[Provided entries]

• • • • •

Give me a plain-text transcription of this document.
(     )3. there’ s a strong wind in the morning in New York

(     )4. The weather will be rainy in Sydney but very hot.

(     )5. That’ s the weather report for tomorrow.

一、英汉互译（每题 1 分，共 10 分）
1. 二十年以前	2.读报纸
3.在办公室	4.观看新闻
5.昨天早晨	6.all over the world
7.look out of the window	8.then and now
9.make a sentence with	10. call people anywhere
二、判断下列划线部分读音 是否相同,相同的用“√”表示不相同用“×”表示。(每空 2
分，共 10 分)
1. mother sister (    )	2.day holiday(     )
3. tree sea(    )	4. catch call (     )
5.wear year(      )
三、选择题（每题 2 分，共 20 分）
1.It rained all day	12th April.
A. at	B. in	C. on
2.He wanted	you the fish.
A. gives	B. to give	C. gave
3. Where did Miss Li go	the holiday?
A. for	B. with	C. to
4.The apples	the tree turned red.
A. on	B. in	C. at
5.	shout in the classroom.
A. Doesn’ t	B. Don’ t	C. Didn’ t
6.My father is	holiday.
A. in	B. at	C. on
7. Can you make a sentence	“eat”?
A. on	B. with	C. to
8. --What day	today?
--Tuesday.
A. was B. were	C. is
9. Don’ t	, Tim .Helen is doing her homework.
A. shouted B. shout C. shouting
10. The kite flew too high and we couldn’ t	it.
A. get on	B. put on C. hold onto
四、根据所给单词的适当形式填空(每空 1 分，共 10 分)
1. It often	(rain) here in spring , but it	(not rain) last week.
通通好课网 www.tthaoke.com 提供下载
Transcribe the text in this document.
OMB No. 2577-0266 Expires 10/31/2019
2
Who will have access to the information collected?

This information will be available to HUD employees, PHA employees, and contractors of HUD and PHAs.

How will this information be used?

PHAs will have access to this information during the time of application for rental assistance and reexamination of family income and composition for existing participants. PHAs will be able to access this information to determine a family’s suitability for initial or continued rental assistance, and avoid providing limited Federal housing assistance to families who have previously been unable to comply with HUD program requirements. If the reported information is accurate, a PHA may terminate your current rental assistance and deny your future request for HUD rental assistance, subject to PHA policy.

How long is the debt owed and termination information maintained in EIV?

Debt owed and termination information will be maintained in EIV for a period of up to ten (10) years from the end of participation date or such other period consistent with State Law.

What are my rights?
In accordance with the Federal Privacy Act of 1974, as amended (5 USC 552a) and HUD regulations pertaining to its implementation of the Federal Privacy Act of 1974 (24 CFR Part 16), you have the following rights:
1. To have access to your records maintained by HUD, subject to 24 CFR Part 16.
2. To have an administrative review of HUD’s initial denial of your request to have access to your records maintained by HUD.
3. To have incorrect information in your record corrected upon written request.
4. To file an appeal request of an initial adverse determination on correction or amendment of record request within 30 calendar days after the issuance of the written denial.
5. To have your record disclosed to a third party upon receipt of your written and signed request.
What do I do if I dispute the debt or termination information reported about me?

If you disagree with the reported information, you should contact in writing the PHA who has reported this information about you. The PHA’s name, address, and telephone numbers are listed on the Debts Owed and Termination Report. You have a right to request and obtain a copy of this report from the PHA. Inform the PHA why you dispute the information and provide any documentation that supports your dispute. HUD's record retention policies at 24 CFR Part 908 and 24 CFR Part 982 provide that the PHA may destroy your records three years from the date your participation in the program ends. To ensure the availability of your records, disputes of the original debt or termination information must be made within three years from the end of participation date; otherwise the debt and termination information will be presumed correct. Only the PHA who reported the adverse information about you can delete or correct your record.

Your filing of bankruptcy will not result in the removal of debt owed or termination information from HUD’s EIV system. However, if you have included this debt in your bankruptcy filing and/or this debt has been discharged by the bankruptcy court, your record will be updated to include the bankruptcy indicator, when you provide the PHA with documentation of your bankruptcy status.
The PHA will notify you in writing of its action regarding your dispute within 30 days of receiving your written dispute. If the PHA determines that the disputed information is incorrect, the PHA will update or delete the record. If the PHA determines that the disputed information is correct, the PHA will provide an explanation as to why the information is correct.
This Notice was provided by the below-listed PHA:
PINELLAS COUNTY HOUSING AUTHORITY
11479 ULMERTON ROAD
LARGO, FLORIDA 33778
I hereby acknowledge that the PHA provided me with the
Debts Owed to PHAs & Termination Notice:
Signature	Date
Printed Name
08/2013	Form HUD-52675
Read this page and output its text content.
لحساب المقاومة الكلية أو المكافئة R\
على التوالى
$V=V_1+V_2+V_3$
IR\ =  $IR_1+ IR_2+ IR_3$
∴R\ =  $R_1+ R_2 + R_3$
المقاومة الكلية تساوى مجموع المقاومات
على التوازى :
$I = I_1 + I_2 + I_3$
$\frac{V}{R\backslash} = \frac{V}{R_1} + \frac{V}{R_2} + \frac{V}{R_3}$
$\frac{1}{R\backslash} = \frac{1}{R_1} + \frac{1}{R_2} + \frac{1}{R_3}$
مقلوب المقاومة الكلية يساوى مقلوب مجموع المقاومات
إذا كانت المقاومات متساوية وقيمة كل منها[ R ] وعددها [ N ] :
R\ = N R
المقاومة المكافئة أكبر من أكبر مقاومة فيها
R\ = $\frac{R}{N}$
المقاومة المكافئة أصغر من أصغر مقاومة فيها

• • • • •

[Goal of the exercise] Collect each line of the entries that has the word "sentence", copying it in full.

[Solution for this problem]
9.make a sentence with	10. call people anywhere
7. Can you make a sentence	“eat”?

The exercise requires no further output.